- [Problem to solve]:
Exactly repeat the full listing that follows.

- [Material for this exercise]:
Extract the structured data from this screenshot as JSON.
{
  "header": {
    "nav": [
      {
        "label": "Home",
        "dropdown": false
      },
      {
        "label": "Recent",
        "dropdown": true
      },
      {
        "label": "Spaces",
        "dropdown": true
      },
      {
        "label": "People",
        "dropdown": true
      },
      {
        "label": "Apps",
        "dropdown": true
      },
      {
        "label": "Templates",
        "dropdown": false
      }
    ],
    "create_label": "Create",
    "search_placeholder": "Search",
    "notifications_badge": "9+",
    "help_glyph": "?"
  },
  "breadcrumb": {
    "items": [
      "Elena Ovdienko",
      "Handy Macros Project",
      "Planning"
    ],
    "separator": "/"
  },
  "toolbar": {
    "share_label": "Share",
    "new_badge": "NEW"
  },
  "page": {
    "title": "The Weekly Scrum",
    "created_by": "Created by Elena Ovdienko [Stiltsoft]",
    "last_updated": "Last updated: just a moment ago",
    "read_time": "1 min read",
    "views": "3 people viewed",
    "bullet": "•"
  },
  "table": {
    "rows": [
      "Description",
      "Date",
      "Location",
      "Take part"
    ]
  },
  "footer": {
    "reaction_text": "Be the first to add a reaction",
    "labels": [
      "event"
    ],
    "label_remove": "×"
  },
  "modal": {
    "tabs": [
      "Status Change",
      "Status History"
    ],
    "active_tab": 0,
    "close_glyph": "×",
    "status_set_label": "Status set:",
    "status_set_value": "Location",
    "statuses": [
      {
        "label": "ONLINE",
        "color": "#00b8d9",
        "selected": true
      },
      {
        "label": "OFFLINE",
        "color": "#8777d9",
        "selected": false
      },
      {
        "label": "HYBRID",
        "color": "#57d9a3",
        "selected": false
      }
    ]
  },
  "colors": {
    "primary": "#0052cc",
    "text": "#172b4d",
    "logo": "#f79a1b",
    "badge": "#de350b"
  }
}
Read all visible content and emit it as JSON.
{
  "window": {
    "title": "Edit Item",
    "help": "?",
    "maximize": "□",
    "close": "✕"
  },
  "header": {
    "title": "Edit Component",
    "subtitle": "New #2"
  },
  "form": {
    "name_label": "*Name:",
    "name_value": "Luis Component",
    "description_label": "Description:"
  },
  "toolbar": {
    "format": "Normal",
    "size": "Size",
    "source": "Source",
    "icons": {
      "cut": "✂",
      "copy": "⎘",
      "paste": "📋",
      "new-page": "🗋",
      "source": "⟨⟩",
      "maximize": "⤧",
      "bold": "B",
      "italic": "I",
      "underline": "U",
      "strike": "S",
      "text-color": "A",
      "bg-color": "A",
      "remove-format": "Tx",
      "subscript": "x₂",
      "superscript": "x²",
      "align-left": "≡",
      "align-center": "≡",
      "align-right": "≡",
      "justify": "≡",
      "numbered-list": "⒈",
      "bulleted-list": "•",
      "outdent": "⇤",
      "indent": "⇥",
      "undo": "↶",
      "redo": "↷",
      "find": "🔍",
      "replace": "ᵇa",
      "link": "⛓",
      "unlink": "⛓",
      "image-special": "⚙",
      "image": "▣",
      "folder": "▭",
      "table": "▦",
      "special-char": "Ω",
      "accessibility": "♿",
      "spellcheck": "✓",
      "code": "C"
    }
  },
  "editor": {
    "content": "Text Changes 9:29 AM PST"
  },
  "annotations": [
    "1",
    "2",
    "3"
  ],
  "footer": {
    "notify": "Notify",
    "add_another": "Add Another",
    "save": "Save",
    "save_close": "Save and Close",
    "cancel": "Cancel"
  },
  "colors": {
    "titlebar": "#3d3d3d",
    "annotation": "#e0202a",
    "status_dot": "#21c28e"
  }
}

- [Complete response]:
Extract the structured data from this screenshot as JSON.
{
  "header": {
    "nav": [
      {
        "label": "Home",
        "dropdown": false
      },
      {
        "label": "Recent",
        "dropdown": true
      },
      {
        "label": "Spaces",
        "dropdown": true
      },
      {
        "label": "People",
        "dropdown": true
      },
      {
        "label": "Apps",
        "dropdown": true
      },
      {
        "label": "Templates",
        "dropdown": false
      }
    ],
    "create_label": "Create",
    "search_placeholder": "Search",
    "notifications_badge": "9+",
    "help_glyph": "?"
  },
  "breadcrumb": {
    "items": [
      "Elena Ovdienko",
      "Handy Macros Project",
      "Planning"
    ],
    "separator": "/"
  },
  "toolbar": {
    "share_label": "Share",
    "new_badge": "NEW"
  },
  "page": {
    "title": "The Weekly Scrum",
    "created_by": "Created by Elena Ovdienko [Stiltsoft]",
    "last_updated": "Last updated: just a moment ago",
    "read_time": "1 min read",
    "views": "3 people viewed",
    "bullet": "•"
  },
  "table": {
    "rows": [
      "Description",
      "Date",
      "Location",
      "Take part"
    ]
  },
  "footer": {
    "reaction_text": "Be the first to add a reaction",
    "labels": [
      "event"
    ],
    "label_remove": "×"
  },
  "modal": {
    "tabs": [
      "Status Change",
      "Status History"
    ],
    "active_tab": 0,
    "close_glyph": "×",
    "status_set_label": "Status set:",
    "status_set_value": "Location",
    "statuses": [
      {
        "label": "ONLINE",
        "color": "#00b8d9",
        "selected": true
      },
      {
        "label": "OFFLINE",
        "color": "#8777d9",
        "selected": false
      },
      {
        "label": "HYBRID",
        "color": "#57d9a3",
        "selected": false
      }
    ]
  },
  "colors": {
    "primary": "#0052cc",
    "text": "#172b4d",
    "logo": "#f79a1b",
    "badge": "#de350b"
  }
}
Read all visible content and emit it as JSON.
{
  "window": {
    "title": "Edit Item",
    "help": "?",
    "maximize": "□",
    "close": "✕"
  },
  "header": {
    "title": "Edit Component",
    "subtitle": "New #2"
  },
  "form": {
    "name_label": "*Name:",
    "name_value": "Luis Component",
    "description_label": "Description:"
  },
  "toolbar": {
    "format": "Normal",
    "size": "Size",
    "source": "Source",
    "icons": {
      "cut": "✂",
      "copy": "⎘",
      "paste": "📋",
      "new-page": "🗋",
      "source": "⟨⟩",
      "maximize": "⤧",
      "bold": "B",
      "italic": "I",
      "underline": "U",
      "strike": "S",
      "text-color": "A",
      "bg-color": "A",
      "remove-format": "Tx",
      "subscript": "x₂",
      "superscript": "x²",
      "align-left": "≡",
      "align-center": "≡",
      "align-right": "≡",
      "justify": "≡",
      "numbered-list": "⒈",
      "bulleted-list": "•",
      "outdent": "⇤",
      "indent": "⇥",
      "undo": "↶",
      "redo": "↷",
      "find": "🔍",
      "replace": "ᵇa",
      "link": "⛓",
      "unlink": "⛓",
      "image-special": "⚙",
      "image": "▣",
      "folder": "▭",
      "table": "▦",
      "special-char": "Ω",
      "accessibility": "♿",
      "spellcheck": "✓",
      "code": "C"
    }
  },
  "editor": {
    "content": "Text Changes 9:29 AM PST"
  },
  "annotations": [
    "1",
    "2",
    "3"
  ],
  "footer": {
    "notify": "Notify",
    "add_another": "Add Another",
    "save": "Save",
    "save_close": "Save and Close",
    "cancel": "Cancel"
  },
  "colors": {
    "titlebar": "#3d3d3d",
    "annotation": "#e0202a",
    "status_dot": "#21c28e"
  }
}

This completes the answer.